• [THE PROBLEM]
Without the pictures, set down the records below word for word.

Stored records:
::::

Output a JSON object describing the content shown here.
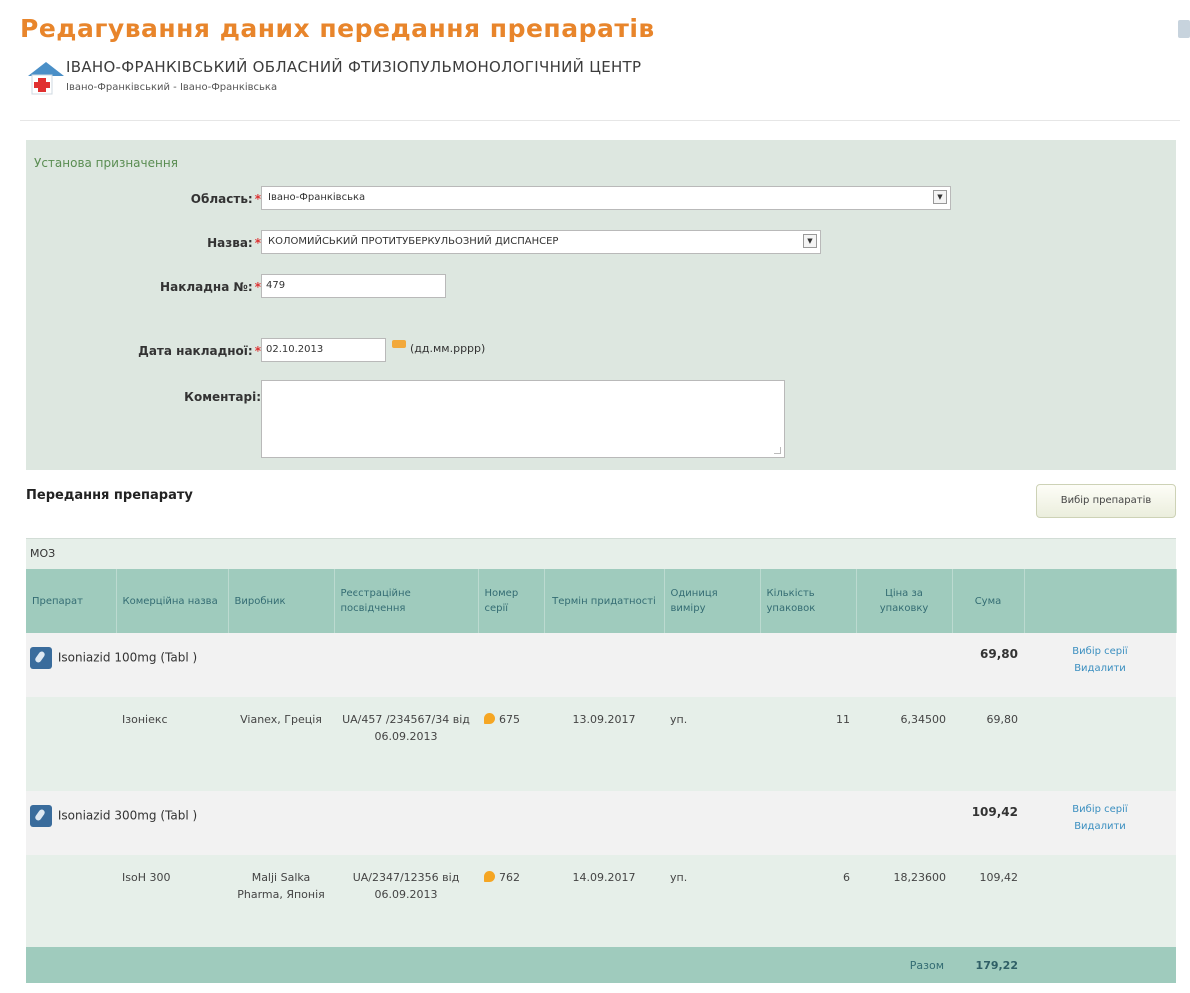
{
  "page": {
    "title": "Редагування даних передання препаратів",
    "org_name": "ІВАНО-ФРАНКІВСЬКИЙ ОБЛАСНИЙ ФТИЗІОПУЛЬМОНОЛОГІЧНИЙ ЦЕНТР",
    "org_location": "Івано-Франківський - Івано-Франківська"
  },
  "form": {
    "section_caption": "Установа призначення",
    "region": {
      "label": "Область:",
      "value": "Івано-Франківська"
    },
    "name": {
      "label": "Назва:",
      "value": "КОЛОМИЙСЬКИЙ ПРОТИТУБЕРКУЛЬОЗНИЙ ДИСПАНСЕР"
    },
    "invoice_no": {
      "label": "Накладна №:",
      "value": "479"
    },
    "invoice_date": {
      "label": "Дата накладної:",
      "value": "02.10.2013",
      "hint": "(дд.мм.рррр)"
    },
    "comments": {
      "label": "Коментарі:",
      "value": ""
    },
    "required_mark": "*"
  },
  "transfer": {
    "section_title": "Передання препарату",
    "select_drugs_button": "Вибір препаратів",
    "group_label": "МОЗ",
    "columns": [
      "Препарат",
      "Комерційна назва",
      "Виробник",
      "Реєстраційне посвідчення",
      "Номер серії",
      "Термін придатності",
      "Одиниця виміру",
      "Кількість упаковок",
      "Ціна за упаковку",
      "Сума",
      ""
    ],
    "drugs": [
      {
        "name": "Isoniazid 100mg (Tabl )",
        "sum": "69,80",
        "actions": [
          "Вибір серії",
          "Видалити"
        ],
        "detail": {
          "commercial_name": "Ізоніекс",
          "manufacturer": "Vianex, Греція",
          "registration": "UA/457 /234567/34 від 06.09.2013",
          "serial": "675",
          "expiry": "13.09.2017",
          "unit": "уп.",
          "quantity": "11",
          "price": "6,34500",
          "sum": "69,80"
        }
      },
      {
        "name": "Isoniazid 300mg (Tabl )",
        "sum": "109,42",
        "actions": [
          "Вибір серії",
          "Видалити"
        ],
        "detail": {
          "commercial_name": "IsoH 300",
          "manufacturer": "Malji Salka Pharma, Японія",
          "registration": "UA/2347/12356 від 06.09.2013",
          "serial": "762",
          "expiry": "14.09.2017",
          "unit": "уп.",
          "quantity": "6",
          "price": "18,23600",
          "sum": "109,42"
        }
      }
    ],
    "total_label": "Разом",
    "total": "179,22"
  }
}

::::

• [REPLY]
Output a JSON object describing the content shown here.
{
  "page": {
    "title": "Редагування даних передання препаратів",
    "org_name": "ІВАНО-ФРАНКІВСЬКИЙ ОБЛАСНИЙ ФТИЗІОПУЛЬМОНОЛОГІЧНИЙ ЦЕНТР",
    "org_location": "Івано-Франківський - Івано-Франківська"
  },
  "form": {
    "section_caption": "Установа призначення",
    "region": {
      "label": "Область:",
      "value": "Івано-Франківська"
    },
    "name": {
      "label": "Назва:",
      "value": "КОЛОМИЙСЬКИЙ ПРОТИТУБЕРКУЛЬОЗНИЙ ДИСПАНСЕР"
    },
    "invoice_no": {
      "label": "Накладна №:",
      "value": "479"
    },
    "invoice_date": {
      "label": "Дата накладної:",
      "value": "02.10.2013",
      "hint": "(дд.мм.рррр)"
    },
    "comments": {
      "label": "Коментарі:",
      "value": ""
    },
    "required_mark": "*"
  },
  "transfer": {
    "section_title": "Передання препарату",
    "select_drugs_button": "Вибір препаратів",
    "group_label": "МОЗ",
    "columns": [
      "Препарат",
      "Комерційна назва",
      "Виробник",
      "Реєстраційне посвідчення",
      "Номер серії",
      "Термін придатності",
      "Одиниця виміру",
      "Кількість упаковок",
      "Ціна за упаковку",
      "Сума",
      ""
    ],
    "drugs": [
      {
        "name": "Isoniazid 100mg (Tabl )",
        "sum": "69,80",
        "actions": [
          "Вибір серії",
          "Видалити"
        ],
        "detail": {
          "commercial_name": "Ізоніекс",
          "manufacturer": "Vianex, Греція",
          "registration": "UA/457 /234567/34 від 06.09.2013",
          "serial": "675",
          "expiry": "13.09.2017",
          "unit": "уп.",
          "quantity": "11",
          "price": "6,34500",
          "sum": "69,80"
        }
      },
      {
        "name": "Isoniazid 300mg (Tabl )",
        "sum": "109,42",
        "actions": [
          "Вибір серії",
          "Видалити"
        ],
        "detail": {
          "commercial_name": "IsoH 300",
          "manufacturer": "Malji Salka Pharma, Японія",
          "registration": "UA/2347/12356 від 06.09.2013",
          "serial": "762",
          "expiry": "14.09.2017",
          "unit": "уп.",
          "quantity": "6",
          "price": "18,23600",
          "sum": "109,42"
        }
      }
    ],
    "total_label": "Разом",
    "total": "179,22"
  }
}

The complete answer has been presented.